═══ Records for this task

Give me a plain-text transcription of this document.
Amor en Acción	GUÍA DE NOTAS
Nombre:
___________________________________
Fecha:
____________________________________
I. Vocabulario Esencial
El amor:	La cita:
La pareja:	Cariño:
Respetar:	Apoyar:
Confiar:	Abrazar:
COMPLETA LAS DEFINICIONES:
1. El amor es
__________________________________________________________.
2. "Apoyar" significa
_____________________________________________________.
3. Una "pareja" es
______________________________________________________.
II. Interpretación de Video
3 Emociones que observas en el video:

══════
═══ Records for this task

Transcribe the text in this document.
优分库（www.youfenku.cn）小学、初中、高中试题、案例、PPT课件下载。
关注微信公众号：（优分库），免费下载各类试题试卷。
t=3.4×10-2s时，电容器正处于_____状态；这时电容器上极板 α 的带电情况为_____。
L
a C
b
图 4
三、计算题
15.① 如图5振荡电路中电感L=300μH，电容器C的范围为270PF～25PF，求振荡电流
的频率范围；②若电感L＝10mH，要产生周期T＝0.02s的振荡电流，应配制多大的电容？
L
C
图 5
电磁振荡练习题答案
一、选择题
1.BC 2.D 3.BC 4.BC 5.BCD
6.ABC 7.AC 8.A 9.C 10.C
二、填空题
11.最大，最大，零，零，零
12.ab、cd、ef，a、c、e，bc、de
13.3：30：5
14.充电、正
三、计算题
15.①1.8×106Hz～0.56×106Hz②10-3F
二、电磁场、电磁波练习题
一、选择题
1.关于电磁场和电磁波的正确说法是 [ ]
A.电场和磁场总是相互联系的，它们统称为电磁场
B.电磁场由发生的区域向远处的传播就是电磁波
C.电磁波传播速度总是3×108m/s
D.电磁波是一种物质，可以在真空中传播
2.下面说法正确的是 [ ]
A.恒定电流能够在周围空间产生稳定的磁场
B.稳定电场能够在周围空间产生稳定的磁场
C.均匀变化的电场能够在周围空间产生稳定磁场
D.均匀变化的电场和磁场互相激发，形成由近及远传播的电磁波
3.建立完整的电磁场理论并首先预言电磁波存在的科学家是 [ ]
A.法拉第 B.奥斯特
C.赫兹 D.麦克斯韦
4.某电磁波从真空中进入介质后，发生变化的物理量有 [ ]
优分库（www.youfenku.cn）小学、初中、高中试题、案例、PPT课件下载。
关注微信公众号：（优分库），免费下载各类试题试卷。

══════

Your instructions>
Pick out and copy the lines of the entries that hold the string "text".

Written solution>
Give me a plain-text transcription of this document.
Transcribe the text in this document.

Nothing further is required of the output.